Given data —
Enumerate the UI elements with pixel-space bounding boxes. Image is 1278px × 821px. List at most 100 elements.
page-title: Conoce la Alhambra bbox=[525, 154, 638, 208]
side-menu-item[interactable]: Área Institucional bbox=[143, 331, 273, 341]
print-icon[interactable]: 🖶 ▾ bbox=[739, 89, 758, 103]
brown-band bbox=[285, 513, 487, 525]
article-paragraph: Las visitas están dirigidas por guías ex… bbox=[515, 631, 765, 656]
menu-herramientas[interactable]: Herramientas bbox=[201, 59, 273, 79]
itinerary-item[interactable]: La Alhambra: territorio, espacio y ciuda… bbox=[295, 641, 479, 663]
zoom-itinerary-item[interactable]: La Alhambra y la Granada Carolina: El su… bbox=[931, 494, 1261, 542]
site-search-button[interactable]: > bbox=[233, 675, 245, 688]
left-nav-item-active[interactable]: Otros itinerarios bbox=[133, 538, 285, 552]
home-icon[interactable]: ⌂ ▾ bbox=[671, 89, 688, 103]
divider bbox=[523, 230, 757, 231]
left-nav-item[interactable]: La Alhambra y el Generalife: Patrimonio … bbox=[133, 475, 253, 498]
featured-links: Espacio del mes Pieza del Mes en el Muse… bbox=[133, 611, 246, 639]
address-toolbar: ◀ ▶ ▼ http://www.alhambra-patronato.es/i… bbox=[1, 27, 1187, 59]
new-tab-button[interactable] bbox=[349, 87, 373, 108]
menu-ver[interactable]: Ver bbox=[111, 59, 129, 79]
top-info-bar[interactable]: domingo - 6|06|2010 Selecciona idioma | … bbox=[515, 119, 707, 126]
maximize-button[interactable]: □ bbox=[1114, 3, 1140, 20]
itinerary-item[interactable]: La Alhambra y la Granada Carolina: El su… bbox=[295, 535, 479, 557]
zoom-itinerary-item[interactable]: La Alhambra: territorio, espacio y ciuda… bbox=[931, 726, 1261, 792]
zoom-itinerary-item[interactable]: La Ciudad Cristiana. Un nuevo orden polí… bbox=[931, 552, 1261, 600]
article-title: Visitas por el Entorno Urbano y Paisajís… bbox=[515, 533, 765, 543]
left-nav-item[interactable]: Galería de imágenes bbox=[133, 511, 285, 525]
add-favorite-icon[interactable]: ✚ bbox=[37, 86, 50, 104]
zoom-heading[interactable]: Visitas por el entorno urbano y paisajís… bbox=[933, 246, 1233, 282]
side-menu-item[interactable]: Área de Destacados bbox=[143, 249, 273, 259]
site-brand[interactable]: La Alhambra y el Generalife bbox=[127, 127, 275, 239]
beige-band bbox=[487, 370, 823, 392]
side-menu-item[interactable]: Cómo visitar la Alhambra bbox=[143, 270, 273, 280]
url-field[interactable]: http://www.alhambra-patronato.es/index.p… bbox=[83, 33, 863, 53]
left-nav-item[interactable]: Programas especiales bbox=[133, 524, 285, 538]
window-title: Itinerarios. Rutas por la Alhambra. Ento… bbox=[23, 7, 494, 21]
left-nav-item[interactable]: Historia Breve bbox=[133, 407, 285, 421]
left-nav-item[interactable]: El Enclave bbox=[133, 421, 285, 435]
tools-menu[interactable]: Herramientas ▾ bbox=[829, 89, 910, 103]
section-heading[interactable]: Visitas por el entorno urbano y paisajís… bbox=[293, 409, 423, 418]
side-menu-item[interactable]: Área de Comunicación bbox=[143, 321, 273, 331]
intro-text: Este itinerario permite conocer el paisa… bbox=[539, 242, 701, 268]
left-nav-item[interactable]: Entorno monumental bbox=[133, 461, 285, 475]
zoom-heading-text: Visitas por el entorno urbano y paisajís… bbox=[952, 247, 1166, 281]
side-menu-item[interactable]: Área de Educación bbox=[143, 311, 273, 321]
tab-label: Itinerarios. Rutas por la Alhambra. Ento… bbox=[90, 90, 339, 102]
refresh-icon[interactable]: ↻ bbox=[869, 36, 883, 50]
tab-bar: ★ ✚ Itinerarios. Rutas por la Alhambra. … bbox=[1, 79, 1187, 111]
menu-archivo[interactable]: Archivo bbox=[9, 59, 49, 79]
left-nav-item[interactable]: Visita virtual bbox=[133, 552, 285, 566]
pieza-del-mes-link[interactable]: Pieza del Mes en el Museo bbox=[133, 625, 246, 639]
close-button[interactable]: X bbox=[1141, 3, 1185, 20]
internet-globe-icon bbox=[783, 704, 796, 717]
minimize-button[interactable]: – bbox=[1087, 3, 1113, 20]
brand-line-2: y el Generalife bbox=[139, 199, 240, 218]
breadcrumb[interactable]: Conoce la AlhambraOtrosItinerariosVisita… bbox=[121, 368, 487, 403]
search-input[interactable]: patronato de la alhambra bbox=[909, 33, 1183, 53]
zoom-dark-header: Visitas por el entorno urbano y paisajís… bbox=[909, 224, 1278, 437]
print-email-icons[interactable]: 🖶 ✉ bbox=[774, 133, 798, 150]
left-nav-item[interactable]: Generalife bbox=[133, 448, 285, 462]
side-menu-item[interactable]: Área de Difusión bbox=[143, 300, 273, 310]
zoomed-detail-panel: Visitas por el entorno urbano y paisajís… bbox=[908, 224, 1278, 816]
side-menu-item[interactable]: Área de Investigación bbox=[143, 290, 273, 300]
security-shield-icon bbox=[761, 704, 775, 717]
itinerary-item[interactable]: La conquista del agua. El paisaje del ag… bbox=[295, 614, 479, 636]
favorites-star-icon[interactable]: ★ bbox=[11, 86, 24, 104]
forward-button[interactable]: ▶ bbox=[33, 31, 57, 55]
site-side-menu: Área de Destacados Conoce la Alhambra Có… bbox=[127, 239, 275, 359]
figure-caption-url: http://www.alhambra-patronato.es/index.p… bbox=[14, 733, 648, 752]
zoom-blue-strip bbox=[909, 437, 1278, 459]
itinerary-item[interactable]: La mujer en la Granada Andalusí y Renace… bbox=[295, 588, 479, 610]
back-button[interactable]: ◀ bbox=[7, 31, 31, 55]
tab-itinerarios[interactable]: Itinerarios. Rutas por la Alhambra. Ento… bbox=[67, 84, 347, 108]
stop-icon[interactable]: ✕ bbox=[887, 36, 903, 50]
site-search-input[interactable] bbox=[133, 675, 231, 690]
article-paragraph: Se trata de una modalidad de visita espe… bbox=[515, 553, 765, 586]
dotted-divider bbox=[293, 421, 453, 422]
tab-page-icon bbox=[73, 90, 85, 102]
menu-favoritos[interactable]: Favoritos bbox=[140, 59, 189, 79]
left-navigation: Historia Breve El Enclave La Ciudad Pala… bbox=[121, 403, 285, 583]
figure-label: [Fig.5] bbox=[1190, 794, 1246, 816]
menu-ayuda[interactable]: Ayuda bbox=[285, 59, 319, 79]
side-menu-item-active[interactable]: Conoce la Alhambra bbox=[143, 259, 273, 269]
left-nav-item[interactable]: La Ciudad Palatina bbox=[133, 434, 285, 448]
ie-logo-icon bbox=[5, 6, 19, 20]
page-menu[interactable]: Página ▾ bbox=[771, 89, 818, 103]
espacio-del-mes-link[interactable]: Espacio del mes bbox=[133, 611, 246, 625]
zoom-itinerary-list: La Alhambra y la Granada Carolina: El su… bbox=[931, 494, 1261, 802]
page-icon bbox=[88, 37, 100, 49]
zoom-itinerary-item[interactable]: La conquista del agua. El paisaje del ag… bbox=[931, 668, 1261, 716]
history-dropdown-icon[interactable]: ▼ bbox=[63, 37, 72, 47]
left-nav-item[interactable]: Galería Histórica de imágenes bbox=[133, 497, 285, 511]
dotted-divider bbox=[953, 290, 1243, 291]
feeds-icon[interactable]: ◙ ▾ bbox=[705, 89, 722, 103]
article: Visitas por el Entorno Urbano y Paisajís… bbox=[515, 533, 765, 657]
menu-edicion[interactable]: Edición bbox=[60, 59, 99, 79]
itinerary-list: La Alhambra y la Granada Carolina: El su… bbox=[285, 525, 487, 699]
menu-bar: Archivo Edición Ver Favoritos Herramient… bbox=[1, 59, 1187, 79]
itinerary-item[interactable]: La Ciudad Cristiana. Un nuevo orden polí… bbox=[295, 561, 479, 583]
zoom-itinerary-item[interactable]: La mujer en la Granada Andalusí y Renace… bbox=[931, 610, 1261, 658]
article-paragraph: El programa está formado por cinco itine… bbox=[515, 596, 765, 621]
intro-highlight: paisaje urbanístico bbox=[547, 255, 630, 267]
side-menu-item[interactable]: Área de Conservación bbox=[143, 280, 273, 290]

Task details —
What lines in the listing include the string "side"? Copy them out.

Exercise solution —
side-menu-item[interactable]: Área Institucional bbox=[143, 331, 273, 341]
side-menu-item[interactable]: Área de Destacados bbox=[143, 249, 273, 259]
side-menu-item[interactable]: Cómo visitar la Alhambra bbox=[143, 270, 273, 280]
side-menu-item[interactable]: Área de Comunicación bbox=[143, 321, 273, 331]
side-menu-item[interactable]: Área de Educación bbox=[143, 311, 273, 321]
side-menu-item[interactable]: Área de Difusión bbox=[143, 300, 273, 310]
side-menu-item[interactable]: Área de Investigación bbox=[143, 290, 273, 300]
site-side-menu: Área de Destacados Conoce la Alhambra Có… bbox=[127, 239, 275, 359]
side-menu-item-active[interactable]: Conoce la Alhambra bbox=[143, 259, 273, 269]
side-menu-item[interactable]: Área de Conservación bbox=[143, 280, 273, 290]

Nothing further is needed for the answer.